» WHAT TO WORK ON:
Without including any pictures, write out the listing below exactly.

BEGIN EXERCISE MATERIAL

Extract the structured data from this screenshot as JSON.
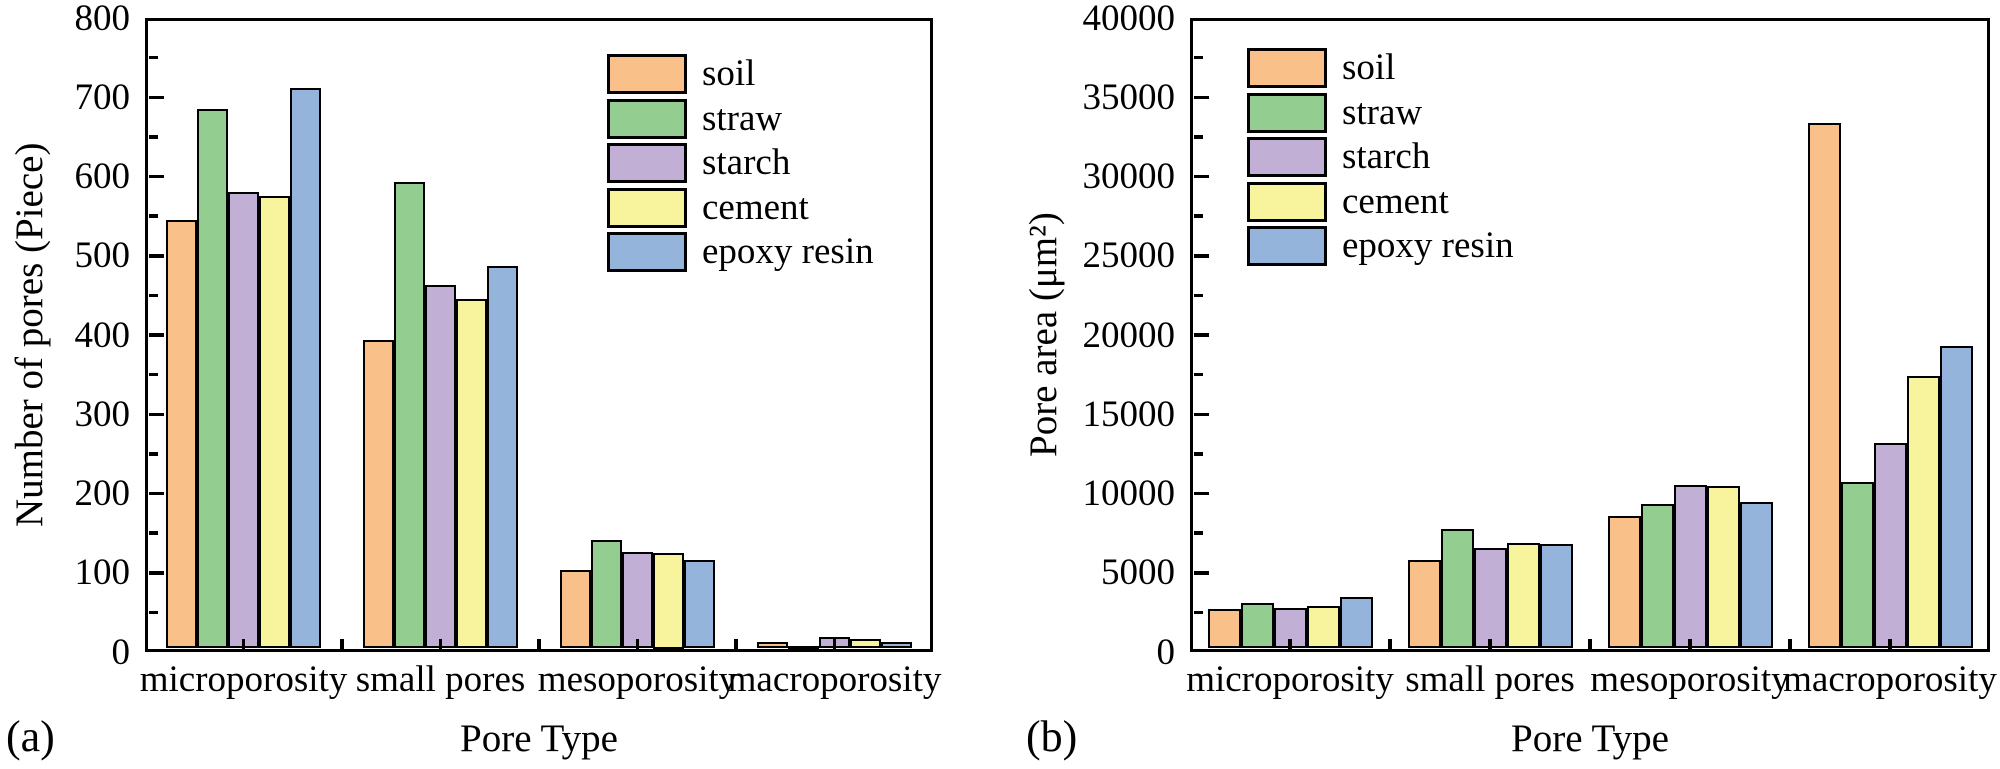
{
  "figure": {
    "background": "#ffffff",
    "axis_color": "#000000"
  },
  "chart_data": [
    {
      "id": "a",
      "type": "bar",
      "panel_label": "(a)",
      "title": "",
      "xlabel": "Pore Type",
      "ylabel": "Number of pores (Piece)",
      "categories": [
        "microporosity",
        "small pores",
        "mesoporosity",
        "macroporosity"
      ],
      "series": [
        {
          "name": "soil",
          "color": "#F9C189",
          "values": [
            545,
            394,
            104,
            13
          ]
        },
        {
          "name": "straw",
          "color": "#94CD90",
          "values": [
            685,
            593,
            141,
            8
          ]
        },
        {
          "name": "starch",
          "color": "#C1AFD5",
          "values": [
            580,
            463,
            126,
            19
          ]
        },
        {
          "name": "cement",
          "color": "#F8F49E",
          "values": [
            576,
            446,
            125,
            17
          ]
        },
        {
          "name": "epoxy resin",
          "color": "#95B4DC",
          "values": [
            712,
            487,
            116,
            13
          ]
        }
      ],
      "ylim": [
        0,
        800
      ],
      "ytick_major": 100,
      "ytick_minor": 50,
      "grid": false,
      "legend_position": "upper-center"
    },
    {
      "id": "b",
      "type": "bar",
      "panel_label": "(b)",
      "title": "",
      "xlabel": "Pore Type",
      "ylabel": "Pore area (μm²)",
      "categories": [
        "microporosity",
        "small pores",
        "mesoporosity",
        "macroporosity"
      ],
      "series": [
        {
          "name": "soil",
          "color": "#F9C189",
          "values": [
            2700,
            5800,
            8600,
            33400
          ]
        },
        {
          "name": "straw",
          "color": "#94CD90",
          "values": [
            3100,
            7750,
            9350,
            10700
          ]
        },
        {
          "name": "starch",
          "color": "#C1AFD5",
          "values": [
            2800,
            6550,
            10550,
            13200
          ]
        },
        {
          "name": "cement",
          "color": "#F8F49E",
          "values": [
            2900,
            6900,
            10500,
            17400
          ]
        },
        {
          "name": "epoxy resin",
          "color": "#95B4DC",
          "values": [
            3450,
            6800,
            9450,
            19300
          ]
        }
      ],
      "ylim": [
        0,
        40000
      ],
      "ytick_major": 5000,
      "ytick_minor": 2500,
      "grid": false,
      "legend_position": "upper-left"
    }
  ]
}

END EXERCISE MATERIAL

» EXERCISE SOLUTION:
Extract the structured data from this screenshot as JSON.
{
  "figure": {
    "background": "#ffffff",
    "axis_color": "#000000"
  },
  "chart_data": [
    {
      "id": "a",
      "type": "bar",
      "panel_label": "(a)",
      "title": "",
      "xlabel": "Pore Type",
      "ylabel": "Number of pores (Piece)",
      "categories": [
        "microporosity",
        "small pores",
        "mesoporosity",
        "macroporosity"
      ],
      "series": [
        {
          "name": "soil",
          "color": "#F9C189",
          "values": [
            545,
            394,
            104,
            13
          ]
        },
        {
          "name": "straw",
          "color": "#94CD90",
          "values": [
            685,
            593,
            141,
            8
          ]
        },
        {
          "name": "starch",
          "color": "#C1AFD5",
          "values": [
            580,
            463,
            126,
            19
          ]
        },
        {
          "name": "cement",
          "color": "#F8F49E",
          "values": [
            576,
            446,
            125,
            17
          ]
        },
        {
          "name": "epoxy resin",
          "color": "#95B4DC",
          "values": [
            712,
            487,
            116,
            13
          ]
        }
      ],
      "ylim": [
        0,
        800
      ],
      "ytick_major": 100,
      "ytick_minor": 50,
      "grid": false,
      "legend_position": "upper-center"
    },
    {
      "id": "b",
      "type": "bar",
      "panel_label": "(b)",
      "title": "",
      "xlabel": "Pore Type",
      "ylabel": "Pore area (μm²)",
      "categories": [
        "microporosity",
        "small pores",
        "mesoporosity",
        "macroporosity"
      ],
      "series": [
        {
          "name": "soil",
          "color": "#F9C189",
          "values": [
            2700,
            5800,
            8600,
            33400
          ]
        },
        {
          "name": "straw",
          "color": "#94CD90",
          "values": [
            3100,
            7750,
            9350,
            10700
          ]
        },
        {
          "name": "starch",
          "color": "#C1AFD5",
          "values": [
            2800,
            6550,
            10550,
            13200
          ]
        },
        {
          "name": "cement",
          "color": "#F8F49E",
          "values": [
            2900,
            6900,
            10500,
            17400
          ]
        },
        {
          "name": "epoxy resin",
          "color": "#95B4DC",
          "values": [
            3450,
            6800,
            9450,
            19300
          ]
        }
      ],
      "ylim": [
        0,
        40000
      ],
      "ytick_major": 5000,
      "ytick_minor": 2500,
      "grid": false,
      "legend_position": "upper-left"
    }
  ]
}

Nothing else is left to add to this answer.